## PROBLEM DESCRIPTION:
Every line of the material below should be repeated exactly.
---
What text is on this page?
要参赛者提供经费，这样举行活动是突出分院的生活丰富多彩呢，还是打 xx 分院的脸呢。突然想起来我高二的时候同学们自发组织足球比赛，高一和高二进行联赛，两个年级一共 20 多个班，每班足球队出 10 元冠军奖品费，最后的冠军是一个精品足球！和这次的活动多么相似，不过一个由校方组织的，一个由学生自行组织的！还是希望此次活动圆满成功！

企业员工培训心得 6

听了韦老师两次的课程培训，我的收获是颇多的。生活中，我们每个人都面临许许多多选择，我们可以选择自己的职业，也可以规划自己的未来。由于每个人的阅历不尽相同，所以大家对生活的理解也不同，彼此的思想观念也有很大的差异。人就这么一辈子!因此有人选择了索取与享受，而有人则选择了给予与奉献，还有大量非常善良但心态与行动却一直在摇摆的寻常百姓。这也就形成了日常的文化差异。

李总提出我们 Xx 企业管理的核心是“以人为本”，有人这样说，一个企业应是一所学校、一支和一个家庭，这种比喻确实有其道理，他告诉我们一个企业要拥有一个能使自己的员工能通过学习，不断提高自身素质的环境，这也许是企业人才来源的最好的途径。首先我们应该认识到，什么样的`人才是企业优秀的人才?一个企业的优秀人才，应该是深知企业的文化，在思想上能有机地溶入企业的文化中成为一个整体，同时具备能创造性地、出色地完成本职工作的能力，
---
## FULL RESPONSE:
What text is on this page?
要参赛者提供经费，这样举行活动是突出分院的生活丰富多彩呢，还是打 xx 分院的脸呢。突然想起来我高二的时候同学们自发组织足球比赛，高一和高二进行联赛，两个年级一共 20 多个班，每班足球队出 10 元冠军奖品费，最后的冠军是一个精品足球！和这次的活动多么相似，不过一个由校方组织的，一个由学生自行组织的！还是希望此次活动圆满成功！

企业员工培训心得 6

听了韦老师两次的课程培训，我的收获是颇多的。生活中，我们每个人都面临许许多多选择，我们可以选择自己的职业，也可以规划自己的未来。由于每个人的阅历不尽相同，所以大家对生活的理解也不同，彼此的思想观念也有很大的差异。人就这么一辈子!因此有人选择了索取与享受，而有人则选择了给予与奉献，还有大量非常善良但心态与行动却一直在摇摆的寻常百姓。这也就形成了日常的文化差异。

李总提出我们 Xx 企业管理的核心是“以人为本”，有人这样说，一个企业应是一所学校、一支和一个家庭，这种比喻确实有其道理，他告诉我们一个企业要拥有一个能使自己的员工能通过学习，不断提高自身素质的环境，这也许是企业人才来源的最好的途径。首先我们应该认识到，什么样的`人才是企业优秀的人才?一个企业的优秀人才，应该是深知企业的文化，在思想上能有机地溶入企业的文化中成为一个整体，同时具备能创造性地、出色地完成本职工作的能力，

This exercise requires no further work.